Comment était assurée l’anonymisation des données de santé relative aux consommateurs et les données à caractère personnel relatives aux professionnels de santé ?

 

Toutes ces données sont transmises par les pharmaciens à l’Assurance Maladie via des Organismes Concentrateurs Techniques (OCT). Ces organismes s’analysent juridiquement comme des sous-traitants des pharmaciens. Ils ne peuvent donc agir que sur instructions du pharmacien responsable de traitement. En l’occurrence, il leur était demandé d’anonymiser les données Patients par un processus de « hachage » irréversible et de chiffrer (pour les puristes, c’est le gros point noir de la décision qui utilise l’anglicisme « cryptage »…) les données identifiant les professionnels de santé. A réception des données, Celtipharm déchiffre les données « Professionnels de santé » à l’aide de la clé de déchiffrement (sic !) du GIE SESAM VITALE, avant de les anonymiser au moyen d’un algorithme de hachage irréversible. Quant aux données Patients, elles font l’objet d’une seconde anonymisation.

#####

# TRAVAIL DEMANDÉ
#1 D'après l'extrait sur l'anonymisation des données de santé, par quel processus les Organismes Concentrateurs Techniques devaient-ils anonymiser les données Patients ?
#2 Rédigez la suite de l'extrait sur l'anonymisation des données de santé, à partir de sa dernière phrase.
Les lignes présentées ensuite proviennent d'une source distincte.

# CONTENU DES DONNÉES
#####

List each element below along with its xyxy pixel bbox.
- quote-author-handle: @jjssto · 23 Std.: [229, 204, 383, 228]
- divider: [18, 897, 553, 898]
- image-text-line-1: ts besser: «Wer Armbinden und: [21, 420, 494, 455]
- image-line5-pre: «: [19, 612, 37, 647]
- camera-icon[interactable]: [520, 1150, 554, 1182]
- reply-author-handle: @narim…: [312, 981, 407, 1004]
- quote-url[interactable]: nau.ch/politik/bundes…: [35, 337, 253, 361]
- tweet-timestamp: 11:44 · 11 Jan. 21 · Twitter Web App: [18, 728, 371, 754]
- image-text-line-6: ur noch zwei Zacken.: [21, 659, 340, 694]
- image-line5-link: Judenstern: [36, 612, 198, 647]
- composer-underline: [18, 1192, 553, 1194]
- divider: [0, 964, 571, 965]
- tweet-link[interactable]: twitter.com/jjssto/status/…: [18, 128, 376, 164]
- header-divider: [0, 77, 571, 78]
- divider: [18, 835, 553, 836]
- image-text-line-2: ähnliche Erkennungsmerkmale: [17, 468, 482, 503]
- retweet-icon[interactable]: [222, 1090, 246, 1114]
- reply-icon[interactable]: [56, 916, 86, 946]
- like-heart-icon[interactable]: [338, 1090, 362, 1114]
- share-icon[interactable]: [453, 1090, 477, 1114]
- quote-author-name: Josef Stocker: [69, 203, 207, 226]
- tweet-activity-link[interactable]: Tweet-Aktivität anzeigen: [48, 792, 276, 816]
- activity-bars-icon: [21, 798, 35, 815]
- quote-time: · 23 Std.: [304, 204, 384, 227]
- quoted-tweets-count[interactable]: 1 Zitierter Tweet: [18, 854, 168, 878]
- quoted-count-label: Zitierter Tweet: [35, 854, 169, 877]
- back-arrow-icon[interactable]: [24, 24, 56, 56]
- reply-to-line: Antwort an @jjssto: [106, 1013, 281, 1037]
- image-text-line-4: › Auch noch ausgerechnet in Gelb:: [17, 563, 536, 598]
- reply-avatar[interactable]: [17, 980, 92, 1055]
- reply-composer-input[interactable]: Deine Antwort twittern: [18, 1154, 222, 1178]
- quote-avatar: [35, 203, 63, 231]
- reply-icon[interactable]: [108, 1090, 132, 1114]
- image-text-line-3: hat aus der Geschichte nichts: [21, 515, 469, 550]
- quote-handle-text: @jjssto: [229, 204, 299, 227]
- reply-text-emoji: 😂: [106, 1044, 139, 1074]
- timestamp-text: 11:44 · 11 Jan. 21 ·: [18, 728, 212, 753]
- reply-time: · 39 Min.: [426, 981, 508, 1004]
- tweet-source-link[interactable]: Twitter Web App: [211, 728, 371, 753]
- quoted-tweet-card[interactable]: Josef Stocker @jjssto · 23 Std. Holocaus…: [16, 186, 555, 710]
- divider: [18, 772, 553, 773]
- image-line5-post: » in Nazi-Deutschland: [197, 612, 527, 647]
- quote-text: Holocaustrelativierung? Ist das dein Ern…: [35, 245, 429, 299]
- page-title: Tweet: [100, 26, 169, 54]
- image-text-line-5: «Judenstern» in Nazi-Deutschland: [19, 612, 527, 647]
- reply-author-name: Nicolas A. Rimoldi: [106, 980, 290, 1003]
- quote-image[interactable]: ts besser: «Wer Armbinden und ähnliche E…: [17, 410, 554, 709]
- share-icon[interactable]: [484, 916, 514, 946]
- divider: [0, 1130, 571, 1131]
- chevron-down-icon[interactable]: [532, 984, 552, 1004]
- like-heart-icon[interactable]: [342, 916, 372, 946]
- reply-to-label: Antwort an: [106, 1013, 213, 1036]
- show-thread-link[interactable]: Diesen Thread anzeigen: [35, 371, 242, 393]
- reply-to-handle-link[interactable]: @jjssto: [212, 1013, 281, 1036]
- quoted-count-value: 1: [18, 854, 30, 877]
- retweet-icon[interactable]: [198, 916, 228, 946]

#####

# RÉPONSES ATTENDUES
#1 Par un processus de « hachage » irréversible.

#2
 

La technicité de ce processus d’anonymisation a été considérée par la CNIL comme étant suffisamment protectrice du principe de confidentialité des données de santé. Mais la requérante n’a pas partagé cet avis et a saisi le Conseil d’Etat d’un recours pour excès de pouvoir.

 

La requérante a critiqué la délibération au motif que la CNIL ne pouvait valablement autoriser le traitement sans s’assurer au préalable des conditions dans lesquelles les clés de déchiffrement seraient fournies. Rejet clair et net du Conseil d’Etat qui estime que les conditions d’obtention de ces clés et les éventuelles difficultés rencontrées par la société Celtipharm pour ce faire sont sans incidence sur le respect des dispositions de la loi du 6 janvier 1978. Seul compte le processus d’anonymisation.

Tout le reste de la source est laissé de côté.